*** Text shown ***
Doesn't she look fierce in flight? Even so, she's a "tickle bee" and cannot sting you! Look at the mandibles she has for digging her nest. She must be some kind of sweat or mining bee, carrying pollen on her legs.

When you're on a bee safari always look in the weeds for bees, especially dandelions and false dandelions. You are likely to see the really wee bees swimming around in the shallow flowers, covering themselves in pollen.

And here's a wool carder bee, resting before nesting in one of these holes where she stuffs wool carded from the nearby wooly lamb's ear plant. I think she's the bee that's sealing the holes with the tiny pebbles you see here. We also saw a hole stuffed with resin--made by another kind of bee or wasp. I even saw a parasitic wasp or ant stuck in the resin--what a cool evolutionary tool!

You often see these little bees on yarrow literally up to their armpits in pollen. Some have yellow leg hairs, making them seem even more neon yellow when they are coated in yarrow pollen.

At the end of the safari we headed over to the entrance of VanDusen Gardens. This planting is an example of one of my favorite native combinations of plants: sedum, blanket flower, nodding onion and Ocean Spray. There were Melissodes digger bees and leafcutter bees here.

This patch of flowers near the entrance of the new building is worth a visit in itself.

And I did see a turquoise sweat bee, even though she proved elusive during our safari.

The sloped soil and stone wall likely provide great sites for ground nesting bees here.

I really enjoyed my afternoon jaunt with the Vancouver NatureKids Club. The adults and kids asked really great questions and they were so appreciative of the work done in Oak Meadows Park to support pollinators thanks to biologist Nick Page and the Environmental Youth Alliance.

As I walked north of VanDusen Gardens to have tea with my inlaws I was rewarded with the sighting of a bee that's rare in Vancouver. In fact, I'd never seen it here before. This was taken in a front yard garden. Too bad my photography skills went on vacay!

I'm pretty sure this in Bombus nevadensis, or the Nevada Bumblebee, a really golden velvety bumblebee queen with a black head and black tip on her tail. How exciting!!!!!

Sunday, June 26, 2016

Slofemists At Moberly: Consensual Textile Workers

Here's a sneak peak of what the Vancouver chapter of the Slofemists is up to. This is a slofemist cover, soon to be part of an installation by Margaret Dragu at the Kamloops Art Gallery.
*** End of Text shown ***
*** Data to examine ***
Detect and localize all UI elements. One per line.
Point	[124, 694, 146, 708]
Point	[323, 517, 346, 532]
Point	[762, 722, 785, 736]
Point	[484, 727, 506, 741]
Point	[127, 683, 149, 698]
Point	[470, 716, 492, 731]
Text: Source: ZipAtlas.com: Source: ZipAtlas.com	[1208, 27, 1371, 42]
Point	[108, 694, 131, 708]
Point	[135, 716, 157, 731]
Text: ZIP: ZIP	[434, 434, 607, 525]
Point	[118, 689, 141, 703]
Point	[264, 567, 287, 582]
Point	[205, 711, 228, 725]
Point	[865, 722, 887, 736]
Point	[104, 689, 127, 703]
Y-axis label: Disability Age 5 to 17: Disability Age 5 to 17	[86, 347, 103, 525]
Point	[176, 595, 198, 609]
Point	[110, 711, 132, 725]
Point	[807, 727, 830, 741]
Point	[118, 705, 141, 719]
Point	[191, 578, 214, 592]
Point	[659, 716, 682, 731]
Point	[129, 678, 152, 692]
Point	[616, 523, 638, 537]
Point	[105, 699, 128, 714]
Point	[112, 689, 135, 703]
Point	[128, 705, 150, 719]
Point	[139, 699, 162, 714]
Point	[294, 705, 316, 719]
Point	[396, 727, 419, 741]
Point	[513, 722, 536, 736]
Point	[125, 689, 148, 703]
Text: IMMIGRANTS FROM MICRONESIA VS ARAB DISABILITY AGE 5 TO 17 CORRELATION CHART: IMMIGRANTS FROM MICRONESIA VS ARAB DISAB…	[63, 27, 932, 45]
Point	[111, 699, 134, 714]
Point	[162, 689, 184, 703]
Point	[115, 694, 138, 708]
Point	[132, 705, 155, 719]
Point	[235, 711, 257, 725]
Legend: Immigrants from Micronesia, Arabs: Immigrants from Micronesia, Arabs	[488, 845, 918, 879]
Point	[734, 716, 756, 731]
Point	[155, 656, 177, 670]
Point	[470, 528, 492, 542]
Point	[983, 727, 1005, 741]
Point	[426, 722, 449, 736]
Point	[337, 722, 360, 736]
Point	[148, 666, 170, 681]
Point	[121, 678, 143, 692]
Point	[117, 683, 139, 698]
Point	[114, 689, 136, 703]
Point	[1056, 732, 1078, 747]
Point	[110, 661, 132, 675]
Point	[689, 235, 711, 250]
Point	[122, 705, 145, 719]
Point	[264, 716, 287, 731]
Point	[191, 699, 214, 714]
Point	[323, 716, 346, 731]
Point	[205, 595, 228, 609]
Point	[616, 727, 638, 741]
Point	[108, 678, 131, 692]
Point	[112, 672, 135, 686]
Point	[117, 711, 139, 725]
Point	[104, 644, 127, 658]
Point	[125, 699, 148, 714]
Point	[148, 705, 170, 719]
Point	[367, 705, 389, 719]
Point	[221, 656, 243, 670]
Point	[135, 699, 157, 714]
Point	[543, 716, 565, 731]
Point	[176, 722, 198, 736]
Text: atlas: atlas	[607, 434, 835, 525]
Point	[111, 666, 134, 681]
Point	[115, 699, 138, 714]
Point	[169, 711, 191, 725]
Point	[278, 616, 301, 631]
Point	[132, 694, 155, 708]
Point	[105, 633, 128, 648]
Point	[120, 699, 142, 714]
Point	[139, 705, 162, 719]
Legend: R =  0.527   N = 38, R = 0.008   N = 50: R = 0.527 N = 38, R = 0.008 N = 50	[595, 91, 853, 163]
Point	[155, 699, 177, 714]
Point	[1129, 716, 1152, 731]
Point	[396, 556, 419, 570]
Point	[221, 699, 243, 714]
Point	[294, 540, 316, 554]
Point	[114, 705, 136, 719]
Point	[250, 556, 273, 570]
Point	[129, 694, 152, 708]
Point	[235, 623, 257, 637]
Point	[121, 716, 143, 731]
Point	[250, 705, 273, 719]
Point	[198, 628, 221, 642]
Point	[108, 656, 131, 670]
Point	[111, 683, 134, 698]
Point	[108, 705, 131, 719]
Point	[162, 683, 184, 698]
*** End of Data to examine ***
Complete the following -
A – Retype part of the blog excerpt word for word. Begin at the words "You often see" and stop after "in yarrow pollen.".
B – Write what comes next in the blog excerpt, picking up right after its final sentence.

Task-by-task answers -
A –
You often see these little bees on yarrow literally up to their armpits in pollen. Some have yellow leg hairs, making them seem even more neon yellow when they are coated in yarrow pollen.

B –
As we knot it and frame it with a protective border of blanket stitching we can't help thinking about the other invisible textile workers assigned to embroidering the original linen fabric.

How strange it is, to be in a privileged position where sewing is a relaxing hobby, an art, and a way to enjoy the company of other empowered feminists. All this occurs in an environment where a cross-pollination of creative and critical discussion can take place.

Next up we have a collection of sketches on fabric from the archives of Margaret Dragu. These are being stitched together into a panel for the exhibition.

 We, knot, stitch, and sew by machine. We talk about the issues of the day and whatever's on our minds.

Then it's potluck lunch time! The first day was all about simple and delicious sandwiches made especially good with Lexie's homemade pear chutney. The second day we made sushi cones with ingredients from the garden at Moberly wrangled away from the busy bees.

The shiso leaves were so large, I even made a cone with shiso leaves instead of nori.

Lois made awesome sushi rice with dashi broth.

We had sardines, tofu, and avocado to stuff in the rolls. They were super delicious.

On the third day we finished the slofa cover!

We started working on  some cushions.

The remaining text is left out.